Given task
Spot each line in the records below where the word "color" occurs, then copy it.
— start of Data for this task —
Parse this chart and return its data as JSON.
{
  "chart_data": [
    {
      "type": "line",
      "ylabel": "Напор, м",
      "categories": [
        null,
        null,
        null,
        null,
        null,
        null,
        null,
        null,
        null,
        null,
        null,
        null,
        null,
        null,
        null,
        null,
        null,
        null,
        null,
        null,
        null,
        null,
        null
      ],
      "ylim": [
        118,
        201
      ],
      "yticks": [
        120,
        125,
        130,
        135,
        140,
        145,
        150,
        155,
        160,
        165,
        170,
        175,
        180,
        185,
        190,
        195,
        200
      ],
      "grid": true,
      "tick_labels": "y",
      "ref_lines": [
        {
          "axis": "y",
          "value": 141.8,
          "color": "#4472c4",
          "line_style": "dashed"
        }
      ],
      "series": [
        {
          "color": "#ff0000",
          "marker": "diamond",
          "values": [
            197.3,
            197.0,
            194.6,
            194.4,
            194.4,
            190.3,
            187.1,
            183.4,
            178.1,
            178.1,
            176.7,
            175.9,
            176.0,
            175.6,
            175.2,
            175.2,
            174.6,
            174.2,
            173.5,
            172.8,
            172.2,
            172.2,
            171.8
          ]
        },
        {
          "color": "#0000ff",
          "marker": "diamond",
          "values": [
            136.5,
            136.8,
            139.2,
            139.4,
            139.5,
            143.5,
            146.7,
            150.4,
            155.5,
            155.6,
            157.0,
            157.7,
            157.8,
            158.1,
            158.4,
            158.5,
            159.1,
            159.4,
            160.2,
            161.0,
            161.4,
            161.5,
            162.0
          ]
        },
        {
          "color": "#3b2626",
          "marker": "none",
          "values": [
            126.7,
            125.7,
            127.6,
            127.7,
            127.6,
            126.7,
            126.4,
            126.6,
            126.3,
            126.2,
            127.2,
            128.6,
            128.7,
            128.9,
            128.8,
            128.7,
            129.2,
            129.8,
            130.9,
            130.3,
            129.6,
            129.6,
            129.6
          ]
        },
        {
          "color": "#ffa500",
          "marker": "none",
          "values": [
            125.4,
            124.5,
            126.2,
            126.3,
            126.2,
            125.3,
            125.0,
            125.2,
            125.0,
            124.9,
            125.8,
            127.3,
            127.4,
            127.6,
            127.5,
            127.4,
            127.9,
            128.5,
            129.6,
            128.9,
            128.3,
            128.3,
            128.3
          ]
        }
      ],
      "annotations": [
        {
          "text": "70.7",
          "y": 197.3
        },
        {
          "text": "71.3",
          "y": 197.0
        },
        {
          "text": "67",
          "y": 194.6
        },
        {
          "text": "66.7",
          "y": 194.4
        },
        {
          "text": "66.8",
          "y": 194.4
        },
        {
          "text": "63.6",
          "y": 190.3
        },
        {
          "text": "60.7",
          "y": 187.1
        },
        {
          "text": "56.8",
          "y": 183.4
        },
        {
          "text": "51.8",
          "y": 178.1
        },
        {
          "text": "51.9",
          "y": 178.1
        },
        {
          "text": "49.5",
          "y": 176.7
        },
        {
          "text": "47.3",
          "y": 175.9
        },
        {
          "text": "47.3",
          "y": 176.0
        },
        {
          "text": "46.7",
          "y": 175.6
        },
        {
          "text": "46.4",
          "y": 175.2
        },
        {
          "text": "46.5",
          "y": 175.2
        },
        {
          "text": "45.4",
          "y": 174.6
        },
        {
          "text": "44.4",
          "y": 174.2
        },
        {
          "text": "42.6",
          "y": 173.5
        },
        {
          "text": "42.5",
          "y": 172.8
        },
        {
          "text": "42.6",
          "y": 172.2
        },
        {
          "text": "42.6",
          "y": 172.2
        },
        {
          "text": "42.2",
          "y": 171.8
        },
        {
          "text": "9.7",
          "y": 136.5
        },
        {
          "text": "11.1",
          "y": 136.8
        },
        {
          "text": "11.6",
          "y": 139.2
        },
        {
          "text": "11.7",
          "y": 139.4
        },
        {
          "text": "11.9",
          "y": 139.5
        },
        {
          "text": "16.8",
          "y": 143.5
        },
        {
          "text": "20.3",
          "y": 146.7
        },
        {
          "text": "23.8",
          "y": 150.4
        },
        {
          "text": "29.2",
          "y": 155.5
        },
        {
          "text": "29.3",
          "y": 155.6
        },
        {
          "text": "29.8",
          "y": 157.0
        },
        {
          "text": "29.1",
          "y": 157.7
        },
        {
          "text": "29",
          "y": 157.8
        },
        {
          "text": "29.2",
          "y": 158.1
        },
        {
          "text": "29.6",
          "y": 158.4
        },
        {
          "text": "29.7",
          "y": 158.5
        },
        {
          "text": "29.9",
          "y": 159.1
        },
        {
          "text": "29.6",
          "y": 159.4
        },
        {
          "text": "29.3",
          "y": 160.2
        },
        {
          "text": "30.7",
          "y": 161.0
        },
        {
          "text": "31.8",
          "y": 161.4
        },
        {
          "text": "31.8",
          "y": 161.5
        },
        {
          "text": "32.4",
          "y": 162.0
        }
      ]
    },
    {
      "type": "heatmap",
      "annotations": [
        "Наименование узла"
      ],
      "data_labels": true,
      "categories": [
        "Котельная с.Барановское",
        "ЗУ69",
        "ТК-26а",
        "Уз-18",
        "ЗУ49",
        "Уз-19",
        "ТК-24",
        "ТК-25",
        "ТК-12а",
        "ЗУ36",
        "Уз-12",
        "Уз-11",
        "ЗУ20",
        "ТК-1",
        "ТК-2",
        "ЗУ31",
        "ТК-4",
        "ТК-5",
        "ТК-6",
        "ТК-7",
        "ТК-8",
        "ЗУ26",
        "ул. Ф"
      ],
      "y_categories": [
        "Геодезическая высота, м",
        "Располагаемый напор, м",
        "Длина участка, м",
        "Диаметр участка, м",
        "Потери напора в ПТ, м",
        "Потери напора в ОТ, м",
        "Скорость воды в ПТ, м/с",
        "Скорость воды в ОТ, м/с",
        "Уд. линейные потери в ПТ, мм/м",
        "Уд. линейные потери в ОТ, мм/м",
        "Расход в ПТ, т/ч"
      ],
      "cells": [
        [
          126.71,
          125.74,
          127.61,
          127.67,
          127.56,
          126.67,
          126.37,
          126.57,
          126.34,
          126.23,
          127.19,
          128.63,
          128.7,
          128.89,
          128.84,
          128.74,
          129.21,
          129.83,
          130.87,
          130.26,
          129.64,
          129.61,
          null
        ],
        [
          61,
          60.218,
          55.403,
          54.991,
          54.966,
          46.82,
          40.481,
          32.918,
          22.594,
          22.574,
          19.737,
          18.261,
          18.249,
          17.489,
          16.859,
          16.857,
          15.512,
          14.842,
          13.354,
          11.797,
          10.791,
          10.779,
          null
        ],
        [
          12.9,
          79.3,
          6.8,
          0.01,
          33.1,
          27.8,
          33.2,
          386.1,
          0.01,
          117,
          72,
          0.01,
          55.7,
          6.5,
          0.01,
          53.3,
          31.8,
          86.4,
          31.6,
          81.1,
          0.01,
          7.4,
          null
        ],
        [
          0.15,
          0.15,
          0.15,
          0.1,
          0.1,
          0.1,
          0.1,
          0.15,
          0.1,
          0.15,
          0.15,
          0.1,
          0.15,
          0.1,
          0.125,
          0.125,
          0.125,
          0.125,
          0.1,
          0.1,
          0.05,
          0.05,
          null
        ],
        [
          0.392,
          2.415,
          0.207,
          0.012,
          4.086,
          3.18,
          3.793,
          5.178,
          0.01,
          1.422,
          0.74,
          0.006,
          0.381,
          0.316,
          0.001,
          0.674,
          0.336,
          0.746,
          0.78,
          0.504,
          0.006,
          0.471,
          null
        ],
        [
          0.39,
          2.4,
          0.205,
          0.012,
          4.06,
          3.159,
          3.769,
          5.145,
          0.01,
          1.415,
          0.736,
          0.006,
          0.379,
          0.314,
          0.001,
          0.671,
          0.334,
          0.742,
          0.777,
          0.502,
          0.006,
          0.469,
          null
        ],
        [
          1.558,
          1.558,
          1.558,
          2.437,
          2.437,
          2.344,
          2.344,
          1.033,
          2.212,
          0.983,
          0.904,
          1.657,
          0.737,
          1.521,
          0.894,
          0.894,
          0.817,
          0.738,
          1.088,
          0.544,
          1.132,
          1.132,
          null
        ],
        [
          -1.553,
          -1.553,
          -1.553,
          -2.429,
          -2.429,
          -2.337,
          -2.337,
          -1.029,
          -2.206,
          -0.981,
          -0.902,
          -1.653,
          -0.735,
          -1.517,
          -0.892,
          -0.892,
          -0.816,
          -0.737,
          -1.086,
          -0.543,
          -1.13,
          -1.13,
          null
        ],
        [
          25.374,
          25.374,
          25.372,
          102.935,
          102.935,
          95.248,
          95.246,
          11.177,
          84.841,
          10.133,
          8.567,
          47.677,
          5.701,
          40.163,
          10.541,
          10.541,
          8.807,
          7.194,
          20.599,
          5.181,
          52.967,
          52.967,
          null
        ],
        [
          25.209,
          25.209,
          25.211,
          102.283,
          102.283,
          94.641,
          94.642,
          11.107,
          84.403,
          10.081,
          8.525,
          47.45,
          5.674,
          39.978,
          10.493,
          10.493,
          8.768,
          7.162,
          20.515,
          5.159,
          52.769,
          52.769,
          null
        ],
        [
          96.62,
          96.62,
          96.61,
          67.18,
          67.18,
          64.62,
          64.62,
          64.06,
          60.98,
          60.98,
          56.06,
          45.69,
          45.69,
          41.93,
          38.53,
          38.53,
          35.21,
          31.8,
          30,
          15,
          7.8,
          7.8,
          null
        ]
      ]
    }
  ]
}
— end of Data for this task —
Result of this task
          "color": "#4472c4",
          "color": "#ff0000",
          "color": "#0000ff",
          "color": "#3b2626",
          "color": "#ffa500",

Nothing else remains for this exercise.